* START *

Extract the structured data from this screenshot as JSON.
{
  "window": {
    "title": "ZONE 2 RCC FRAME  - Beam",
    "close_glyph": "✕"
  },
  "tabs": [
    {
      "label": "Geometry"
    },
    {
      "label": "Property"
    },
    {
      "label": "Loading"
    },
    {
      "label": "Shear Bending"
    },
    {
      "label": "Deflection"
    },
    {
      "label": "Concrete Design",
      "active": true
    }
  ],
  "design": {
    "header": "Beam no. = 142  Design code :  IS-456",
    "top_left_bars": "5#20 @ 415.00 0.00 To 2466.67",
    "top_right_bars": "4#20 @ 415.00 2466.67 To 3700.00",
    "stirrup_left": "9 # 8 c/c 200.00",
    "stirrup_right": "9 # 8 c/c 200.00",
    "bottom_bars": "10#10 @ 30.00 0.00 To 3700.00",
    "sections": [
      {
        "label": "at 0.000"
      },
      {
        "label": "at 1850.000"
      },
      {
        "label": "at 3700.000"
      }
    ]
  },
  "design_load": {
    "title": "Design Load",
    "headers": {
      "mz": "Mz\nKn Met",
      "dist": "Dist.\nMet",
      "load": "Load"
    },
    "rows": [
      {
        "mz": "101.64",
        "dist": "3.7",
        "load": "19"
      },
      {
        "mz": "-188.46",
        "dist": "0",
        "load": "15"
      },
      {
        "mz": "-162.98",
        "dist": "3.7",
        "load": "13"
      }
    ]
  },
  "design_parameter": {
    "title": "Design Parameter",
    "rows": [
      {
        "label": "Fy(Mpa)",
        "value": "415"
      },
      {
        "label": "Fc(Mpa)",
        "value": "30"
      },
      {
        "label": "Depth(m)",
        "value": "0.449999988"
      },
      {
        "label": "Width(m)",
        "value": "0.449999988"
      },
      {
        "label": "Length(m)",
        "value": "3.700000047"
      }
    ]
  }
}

* END *

- EXERCISE OBJECTIVE -
Please reproduce the entire listing, exactly as shown.

- RESULT FOR THIS EXERCISE -
Extract the structured data from this screenshot as JSON.
{
  "window": {
    "title": "ZONE 2 RCC FRAME  - Beam",
    "close_glyph": "✕"
  },
  "tabs": [
    {
      "label": "Geometry"
    },
    {
      "label": "Property"
    },
    {
      "label": "Loading"
    },
    {
      "label": "Shear Bending"
    },
    {
      "label": "Deflection"
    },
    {
      "label": "Concrete Design",
      "active": true
    }
  ],
  "design": {
    "header": "Beam no. = 142  Design code :  IS-456",
    "top_left_bars": "5#20 @ 415.00 0.00 To 2466.67",
    "top_right_bars": "4#20 @ 415.00 2466.67 To 3700.00",
    "stirrup_left": "9 # 8 c/c 200.00",
    "stirrup_right": "9 # 8 c/c 200.00",
    "bottom_bars": "10#10 @ 30.00 0.00 To 3700.00",
    "sections": [
      {
        "label": "at 0.000"
      },
      {
        "label": "at 1850.000"
      },
      {
        "label": "at 3700.000"
      }
    ]
  },
  "design_load": {
    "title": "Design Load",
    "headers": {
      "mz": "Mz\nKn Met",
      "dist": "Dist.\nMet",
      "load": "Load"
    },
    "rows": [
      {
        "mz": "101.64",
        "dist": "3.7",
        "load": "19"
      },
      {
        "mz": "-188.46",
        "dist": "0",
        "load": "15"
      },
      {
        "mz": "-162.98",
        "dist": "3.7",
        "load": "13"
      }
    ]
  },
  "design_parameter": {
    "title": "Design Parameter",
    "rows": [
      {
        "label": "Fy(Mpa)",
        "value": "415"
      },
      {
        "label": "Fc(Mpa)",
        "value": "30"
      },
      {
        "label": "Depth(m)",
        "value": "0.449999988"
      },
      {
        "label": "Width(m)",
        "value": "0.449999988"
      },
      {
        "label": "Length(m)",
        "value": "3.700000047"
      }
    ]
  }
}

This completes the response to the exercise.